(WHAT YOU ARE ASKED TO DO): Look through the data below. Collect every line where the word "genre" occurs.

'''

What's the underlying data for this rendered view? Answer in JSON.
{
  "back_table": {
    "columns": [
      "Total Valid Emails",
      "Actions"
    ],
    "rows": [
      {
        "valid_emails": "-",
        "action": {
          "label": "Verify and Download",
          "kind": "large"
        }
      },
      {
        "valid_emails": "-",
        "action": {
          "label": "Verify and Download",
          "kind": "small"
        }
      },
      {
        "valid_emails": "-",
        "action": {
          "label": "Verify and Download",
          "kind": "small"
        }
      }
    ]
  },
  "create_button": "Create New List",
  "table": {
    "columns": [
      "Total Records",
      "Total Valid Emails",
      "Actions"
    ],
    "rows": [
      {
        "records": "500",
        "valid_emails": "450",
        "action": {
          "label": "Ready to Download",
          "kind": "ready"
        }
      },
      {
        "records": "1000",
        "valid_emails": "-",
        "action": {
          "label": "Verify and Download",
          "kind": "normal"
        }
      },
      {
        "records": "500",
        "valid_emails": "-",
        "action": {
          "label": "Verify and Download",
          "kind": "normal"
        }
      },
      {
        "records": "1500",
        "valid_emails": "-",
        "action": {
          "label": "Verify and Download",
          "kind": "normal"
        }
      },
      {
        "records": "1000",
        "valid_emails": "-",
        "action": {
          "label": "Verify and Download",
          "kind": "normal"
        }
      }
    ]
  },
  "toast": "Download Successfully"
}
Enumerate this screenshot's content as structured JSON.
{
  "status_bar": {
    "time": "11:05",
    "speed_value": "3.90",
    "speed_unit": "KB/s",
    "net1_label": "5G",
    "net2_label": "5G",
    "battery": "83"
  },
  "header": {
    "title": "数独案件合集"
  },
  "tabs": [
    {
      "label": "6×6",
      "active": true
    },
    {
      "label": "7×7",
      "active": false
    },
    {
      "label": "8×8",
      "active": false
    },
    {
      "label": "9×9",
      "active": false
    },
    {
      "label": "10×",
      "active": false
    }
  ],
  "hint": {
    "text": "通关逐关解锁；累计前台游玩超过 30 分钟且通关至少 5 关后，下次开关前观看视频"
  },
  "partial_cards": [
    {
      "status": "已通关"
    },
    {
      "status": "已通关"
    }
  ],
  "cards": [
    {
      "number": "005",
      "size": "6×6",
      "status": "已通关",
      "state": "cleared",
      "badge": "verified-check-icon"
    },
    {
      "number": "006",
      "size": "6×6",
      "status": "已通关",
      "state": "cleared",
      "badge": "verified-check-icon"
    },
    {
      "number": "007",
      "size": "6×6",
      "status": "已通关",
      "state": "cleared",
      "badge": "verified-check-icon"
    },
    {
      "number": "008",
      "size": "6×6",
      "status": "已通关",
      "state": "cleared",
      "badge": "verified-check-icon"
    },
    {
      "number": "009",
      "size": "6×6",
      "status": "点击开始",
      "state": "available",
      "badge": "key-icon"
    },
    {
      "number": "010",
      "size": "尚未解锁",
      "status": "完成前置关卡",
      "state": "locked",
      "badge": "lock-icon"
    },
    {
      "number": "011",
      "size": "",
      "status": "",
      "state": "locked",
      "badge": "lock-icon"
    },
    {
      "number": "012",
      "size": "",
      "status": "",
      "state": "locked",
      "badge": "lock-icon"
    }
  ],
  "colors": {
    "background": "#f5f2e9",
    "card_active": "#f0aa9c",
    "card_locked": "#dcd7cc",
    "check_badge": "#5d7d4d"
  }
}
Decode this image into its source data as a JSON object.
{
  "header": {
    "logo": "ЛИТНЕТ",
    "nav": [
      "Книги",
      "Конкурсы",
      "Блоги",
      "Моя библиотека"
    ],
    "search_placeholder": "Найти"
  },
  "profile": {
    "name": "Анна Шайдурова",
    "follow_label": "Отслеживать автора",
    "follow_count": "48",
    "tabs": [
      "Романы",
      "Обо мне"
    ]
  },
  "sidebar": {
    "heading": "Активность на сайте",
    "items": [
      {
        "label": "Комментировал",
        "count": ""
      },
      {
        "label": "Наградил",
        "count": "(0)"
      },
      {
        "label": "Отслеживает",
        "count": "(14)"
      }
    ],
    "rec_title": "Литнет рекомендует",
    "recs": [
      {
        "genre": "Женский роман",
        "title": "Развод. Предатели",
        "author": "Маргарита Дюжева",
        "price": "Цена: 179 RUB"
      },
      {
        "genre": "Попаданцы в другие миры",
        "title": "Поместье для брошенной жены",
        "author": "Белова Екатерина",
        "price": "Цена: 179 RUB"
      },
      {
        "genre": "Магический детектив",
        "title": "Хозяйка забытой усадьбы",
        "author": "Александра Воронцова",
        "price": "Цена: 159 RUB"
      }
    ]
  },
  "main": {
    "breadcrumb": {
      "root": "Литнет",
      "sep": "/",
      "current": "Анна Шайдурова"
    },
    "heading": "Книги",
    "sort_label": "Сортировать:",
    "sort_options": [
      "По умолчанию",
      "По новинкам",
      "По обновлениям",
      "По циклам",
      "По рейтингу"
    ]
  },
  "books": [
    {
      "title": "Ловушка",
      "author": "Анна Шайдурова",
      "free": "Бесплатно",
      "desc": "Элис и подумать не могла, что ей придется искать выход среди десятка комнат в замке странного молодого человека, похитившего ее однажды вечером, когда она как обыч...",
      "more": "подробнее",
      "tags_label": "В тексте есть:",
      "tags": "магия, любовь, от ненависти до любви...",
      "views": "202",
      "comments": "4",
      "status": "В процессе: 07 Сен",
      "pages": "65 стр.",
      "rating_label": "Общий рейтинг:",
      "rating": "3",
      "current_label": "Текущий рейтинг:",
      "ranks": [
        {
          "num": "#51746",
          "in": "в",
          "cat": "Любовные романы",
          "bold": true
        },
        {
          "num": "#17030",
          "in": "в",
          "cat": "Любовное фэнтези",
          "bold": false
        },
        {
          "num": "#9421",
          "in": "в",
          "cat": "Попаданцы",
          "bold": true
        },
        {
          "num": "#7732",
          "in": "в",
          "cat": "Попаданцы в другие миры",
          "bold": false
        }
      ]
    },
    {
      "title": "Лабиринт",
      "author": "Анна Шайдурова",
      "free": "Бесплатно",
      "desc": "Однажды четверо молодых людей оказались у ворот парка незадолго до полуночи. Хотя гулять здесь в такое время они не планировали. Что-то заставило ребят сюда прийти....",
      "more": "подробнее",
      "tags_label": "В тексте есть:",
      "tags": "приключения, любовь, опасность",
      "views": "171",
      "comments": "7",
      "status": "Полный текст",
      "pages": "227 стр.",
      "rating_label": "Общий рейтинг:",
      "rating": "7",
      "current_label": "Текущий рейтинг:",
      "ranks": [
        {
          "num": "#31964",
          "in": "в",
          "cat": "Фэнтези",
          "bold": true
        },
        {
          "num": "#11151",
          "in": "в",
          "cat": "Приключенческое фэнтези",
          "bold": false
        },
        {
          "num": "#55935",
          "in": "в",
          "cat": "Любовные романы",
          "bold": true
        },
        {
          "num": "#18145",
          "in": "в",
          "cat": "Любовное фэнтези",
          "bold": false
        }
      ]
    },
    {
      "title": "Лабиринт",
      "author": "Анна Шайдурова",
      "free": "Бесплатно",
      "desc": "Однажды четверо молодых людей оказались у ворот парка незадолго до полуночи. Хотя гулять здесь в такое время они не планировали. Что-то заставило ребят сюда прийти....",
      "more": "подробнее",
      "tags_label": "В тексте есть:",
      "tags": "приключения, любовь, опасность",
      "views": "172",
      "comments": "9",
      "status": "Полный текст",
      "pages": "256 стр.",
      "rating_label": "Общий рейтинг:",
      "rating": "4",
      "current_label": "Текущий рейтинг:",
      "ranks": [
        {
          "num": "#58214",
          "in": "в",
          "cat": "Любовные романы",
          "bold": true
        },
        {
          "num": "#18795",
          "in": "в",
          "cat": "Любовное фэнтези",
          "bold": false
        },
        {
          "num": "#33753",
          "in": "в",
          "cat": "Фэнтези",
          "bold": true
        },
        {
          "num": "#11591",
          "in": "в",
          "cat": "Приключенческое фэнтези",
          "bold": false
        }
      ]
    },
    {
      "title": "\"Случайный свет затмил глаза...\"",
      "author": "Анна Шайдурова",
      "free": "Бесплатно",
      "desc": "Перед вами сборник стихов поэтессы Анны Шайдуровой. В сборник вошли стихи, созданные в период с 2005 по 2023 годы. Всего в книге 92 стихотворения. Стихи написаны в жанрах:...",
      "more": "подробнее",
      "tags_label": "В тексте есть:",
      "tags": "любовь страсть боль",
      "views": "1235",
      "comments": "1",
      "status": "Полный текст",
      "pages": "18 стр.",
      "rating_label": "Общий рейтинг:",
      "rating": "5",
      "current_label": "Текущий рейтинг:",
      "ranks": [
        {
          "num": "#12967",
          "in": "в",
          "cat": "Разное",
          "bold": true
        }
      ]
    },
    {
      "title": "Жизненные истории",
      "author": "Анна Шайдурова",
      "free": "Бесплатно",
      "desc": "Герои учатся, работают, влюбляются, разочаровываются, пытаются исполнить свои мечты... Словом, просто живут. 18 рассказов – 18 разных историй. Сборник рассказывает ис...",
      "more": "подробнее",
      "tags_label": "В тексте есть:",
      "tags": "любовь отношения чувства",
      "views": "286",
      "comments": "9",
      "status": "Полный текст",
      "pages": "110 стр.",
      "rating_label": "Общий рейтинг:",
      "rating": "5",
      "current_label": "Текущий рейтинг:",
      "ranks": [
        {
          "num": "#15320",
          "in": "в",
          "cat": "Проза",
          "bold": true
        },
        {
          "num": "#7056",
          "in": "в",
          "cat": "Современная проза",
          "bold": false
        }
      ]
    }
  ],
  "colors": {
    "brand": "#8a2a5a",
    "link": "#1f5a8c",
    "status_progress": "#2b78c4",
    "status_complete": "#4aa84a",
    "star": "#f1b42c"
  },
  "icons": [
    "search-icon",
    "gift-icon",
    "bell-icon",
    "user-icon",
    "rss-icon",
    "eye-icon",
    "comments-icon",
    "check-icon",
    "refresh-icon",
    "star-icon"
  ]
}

'''

(ANSWER TO THIS EXERCISE):
        "genre": "Женский роман",
        "genre": "Попаданцы в другие миры",
        "genre": "Магический детектив",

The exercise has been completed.